Output the material beneath this task exactly, images excluded.
[START OF Information provided]
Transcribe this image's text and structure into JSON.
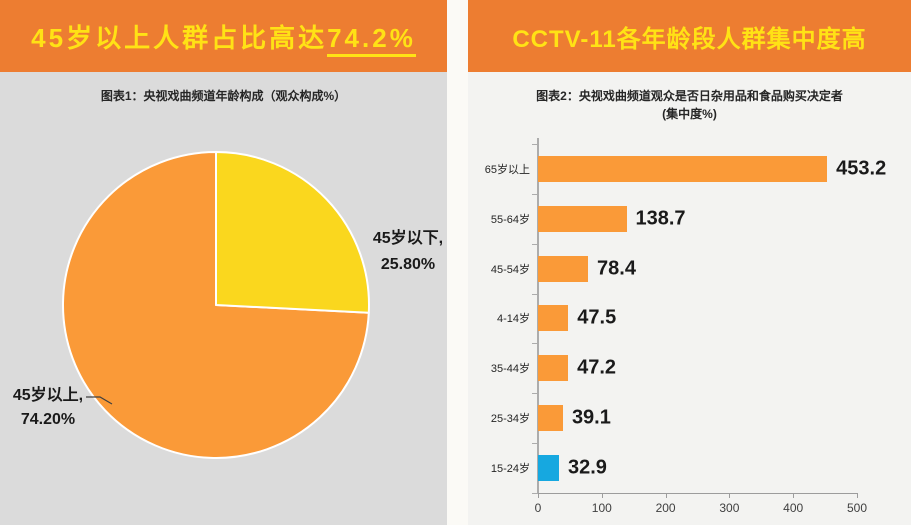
{
  "colors": {
    "header_bg": "#ED7D31",
    "headline_text": "#FFE215",
    "orange_series": "#FA9A38",
    "yellow_slice": "#FAD71E",
    "blue_bar": "#16A8E0",
    "left_body_bg": "#DBDBDB",
    "right_body_bg": "#F3F3F1",
    "value_text": "#1A1A1A",
    "axis": "#9C9C9C"
  },
  "left_panel": {
    "header_prefix": "45岁以上人群占比高达",
    "header_highlight": "74.2%",
    "chart_title": "图表1：央视戏曲频道年龄构成（观众构成%）"
  },
  "right_panel": {
    "header_text": "CCTV-11各年龄段人群集中度高",
    "chart_title_line1": "图表2：央视戏曲频道观众是否日杂用品和食品购买决定者",
    "chart_title_line2": "(集中度%)"
  },
  "chart_data": [
    {
      "type": "pie",
      "title": "图表1：央视戏曲频道年龄构成（观众构成%）",
      "start_angle_deg": -90,
      "direction": "clockwise",
      "slices": [
        {
          "label": "45岁以下",
          "value": 25.8,
          "display_label": "45岁以下,",
          "display_value": "25.80%",
          "color": "#FAD71E"
        },
        {
          "label": "45岁以上",
          "value": 74.2,
          "display_label": "45岁以上,",
          "display_value": "74.20%",
          "color": "#FA9A38"
        }
      ]
    },
    {
      "type": "bar",
      "orientation": "horizontal",
      "title": "图表2：央视戏曲频道观众是否日杂用品和食品购买决定者（集中度%）",
      "categories": [
        "65岁以上",
        "55-64岁",
        "45-54岁",
        "4-14岁",
        "35-44岁",
        "25-34岁",
        "15-24岁"
      ],
      "values": [
        453.2,
        138.7,
        78.4,
        47.5,
        47.2,
        39.1,
        32.9
      ],
      "value_labels": [
        "453.2",
        "138.7",
        "78.4",
        "47.5",
        "47.2",
        "39.1",
        "32.9"
      ],
      "bar_colors": [
        "#FA9A38",
        "#FA9A38",
        "#FA9A38",
        "#FA9A38",
        "#FA9A38",
        "#FA9A38",
        "#16A8E0"
      ],
      "x_ticks": [
        0,
        100,
        200,
        300,
        400,
        500
      ],
      "xlim": [
        0,
        500
      ],
      "grid": false,
      "legend": false
    }
  ]
}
[END OF Information provided]
#### Task output:
Transcribe this image's text and structure into JSON.
{
  "colors": {
    "header_bg": "#ED7D31",
    "headline_text": "#FFE215",
    "orange_series": "#FA9A38",
    "yellow_slice": "#FAD71E",
    "blue_bar": "#16A8E0",
    "left_body_bg": "#DBDBDB",
    "right_body_bg": "#F3F3F1",
    "value_text": "#1A1A1A",
    "axis": "#9C9C9C"
  },
  "left_panel": {
    "header_prefix": "45岁以上人群占比高达",
    "header_highlight": "74.2%",
    "chart_title": "图表1：央视戏曲频道年龄构成（观众构成%）"
  },
  "right_panel": {
    "header_text": "CCTV-11各年龄段人群集中度高",
    "chart_title_line1": "图表2：央视戏曲频道观众是否日杂用品和食品购买决定者",
    "chart_title_line2": "(集中度%)"
  },
  "chart_data": [
    {
      "type": "pie",
      "title": "图表1：央视戏曲频道年龄构成（观众构成%）",
      "start_angle_deg": -90,
      "direction": "clockwise",
      "slices": [
        {
          "label": "45岁以下",
          "value": 25.8,
          "display_label": "45岁以下,",
          "display_value": "25.80%",
          "color": "#FAD71E"
        },
        {
          "label": "45岁以上",
          "value": 74.2,
          "display_label": "45岁以上,",
          "display_value": "74.20%",
          "color": "#FA9A38"
        }
      ]
    },
    {
      "type": "bar",
      "orientation": "horizontal",
      "title": "图表2：央视戏曲频道观众是否日杂用品和食品购买决定者（集中度%）",
      "categories": [
        "65岁以上",
        "55-64岁",
        "45-54岁",
        "4-14岁",
        "35-44岁",
        "25-34岁",
        "15-24岁"
      ],
      "values": [
        453.2,
        138.7,
        78.4,
        47.5,
        47.2,
        39.1,
        32.9
      ],
      "value_labels": [
        "453.2",
        "138.7",
        "78.4",
        "47.5",
        "47.2",
        "39.1",
        "32.9"
      ],
      "bar_colors": [
        "#FA9A38",
        "#FA9A38",
        "#FA9A38",
        "#FA9A38",
        "#FA9A38",
        "#FA9A38",
        "#16A8E0"
      ],
      "x_ticks": [
        0,
        100,
        200,
        300,
        400,
        500
      ],
      "xlim": [
        0,
        500
      ],
      "grid": false,
      "legend": false
    }
  ]
}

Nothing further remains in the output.